What is being asked: Your task is to repeat all of the data exactly while excluding the pictures.

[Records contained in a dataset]

■ ■ ■ ■ ■

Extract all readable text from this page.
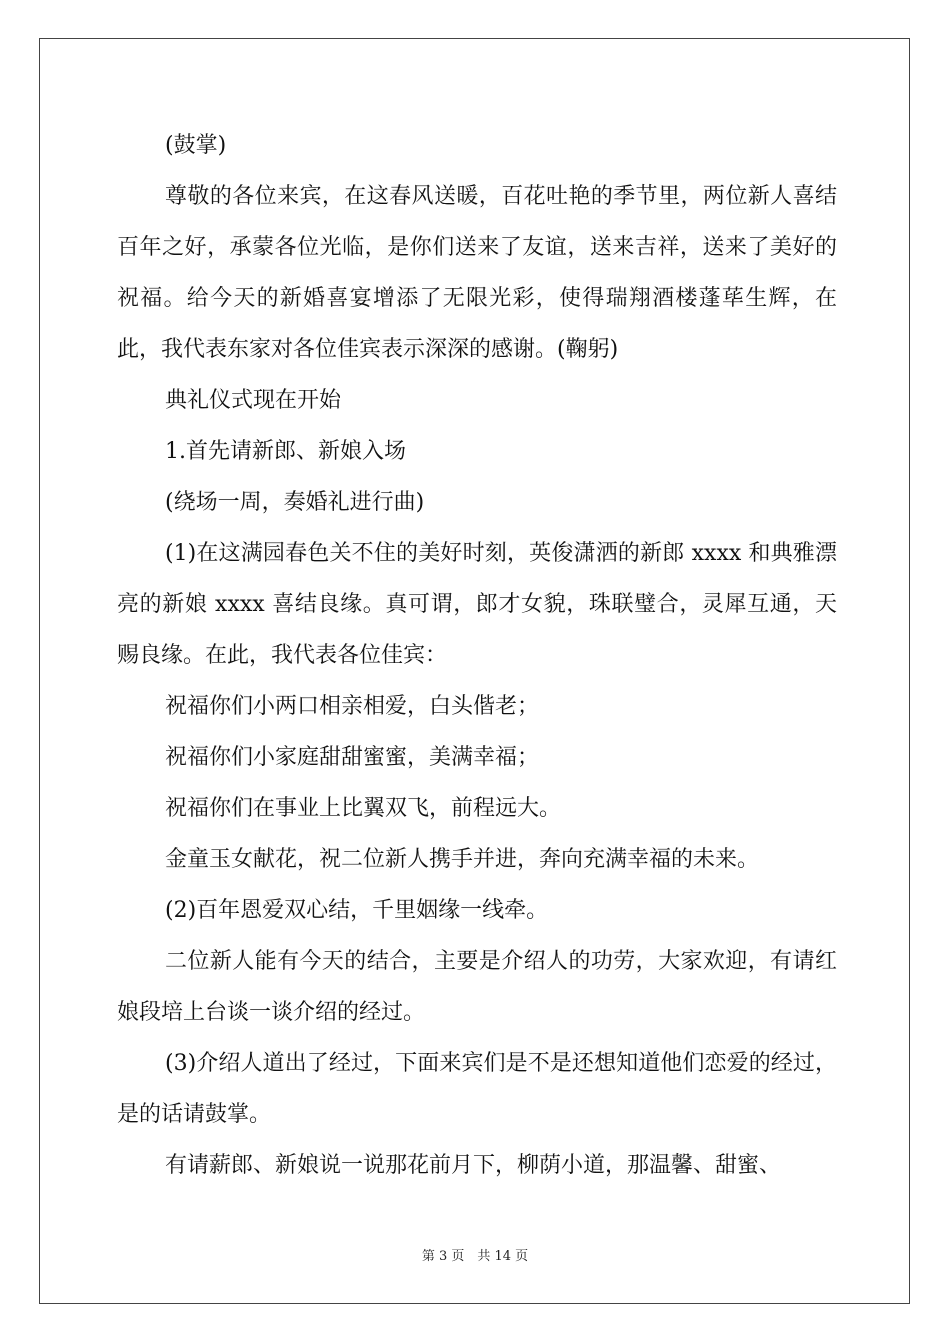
(鼓掌)

尊敬的各位来宾，在这春风送暖，百花吐艳的季节里，两位新人喜结百年之好，承蒙各位光临，是你们送来了友谊，送来吉祥，送来了美好的祝福。给今天的新婚喜宴增添了无限光彩，使得瑞翔酒楼蓬荜生辉，在此，我代表东家对各位佳宾表示深深的感谢。(鞠躬)

典礼仪式现在开始

1.首先请新郎、新娘入场

(绕场一周，奏婚礼进行曲)

(1)在这满园春色关不住的美好时刻，英俊潇洒的新郎 xxxx 和典雅漂亮的新娘 xxxx 喜结良缘。真可谓，郎才女貌，珠联璧合，灵犀互通，天赐良缘。在此，我代表各位佳宾：

祝福你们小两口相亲相爱，白头偕老；

祝福你们小家庭甜甜蜜蜜，美满幸福；

祝福你们在事业上比翼双飞，前程远大。

金童玉女献花，祝二位新人携手并进，奔向充满幸福的未来。

(2)百年恩爱双心结，千里姻缘一线牵。

二位新人能有今天的结合，主要是介绍人的功劳，大家欢迎，有请红娘段培上台谈一谈介绍的经过。

(3)介绍人道出了经过，下面来宾们是不是还想知道他们恋爱的经过，是的话请鼓掌。

有请薪郎、新娘说一说那花前月下，柳荫小道，那温馨、甜蜜、

第 3 页　共 14 页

■ ■ ■ ■ ■

Worked answer:
Extract all readable text from this page.
(鼓掌)

尊敬的各位来宾，在这春风送暖，百花吐艳的季节里，两位新人喜结百年之好，承蒙各位光临，是你们送来了友谊，送来吉祥，送来了美好的祝福。给今天的新婚喜宴增添了无限光彩，使得瑞翔酒楼蓬荜生辉，在此，我代表东家对各位佳宾表示深深的感谢。(鞠躬)

典礼仪式现在开始

1.首先请新郎、新娘入场

(绕场一周，奏婚礼进行曲)

(1)在这满园春色关不住的美好时刻，英俊潇洒的新郎 xxxx 和典雅漂亮的新娘 xxxx 喜结良缘。真可谓，郎才女貌，珠联璧合，灵犀互通，天赐良缘。在此，我代表各位佳宾：

祝福你们小两口相亲相爱，白头偕老；

祝福你们小家庭甜甜蜜蜜，美满幸福；

祝福你们在事业上比翼双飞，前程远大。

金童玉女献花，祝二位新人携手并进，奔向充满幸福的未来。

(2)百年恩爱双心结，千里姻缘一线牵。

二位新人能有今天的结合，主要是介绍人的功劳，大家欢迎，有请红娘段培上台谈一谈介绍的经过。

(3)介绍人道出了经过，下面来宾们是不是还想知道他们恋爱的经过，是的话请鼓掌。

有请薪郎、新娘说一说那花前月下，柳荫小道，那温馨、甜蜜、

第 3 页　共 14 页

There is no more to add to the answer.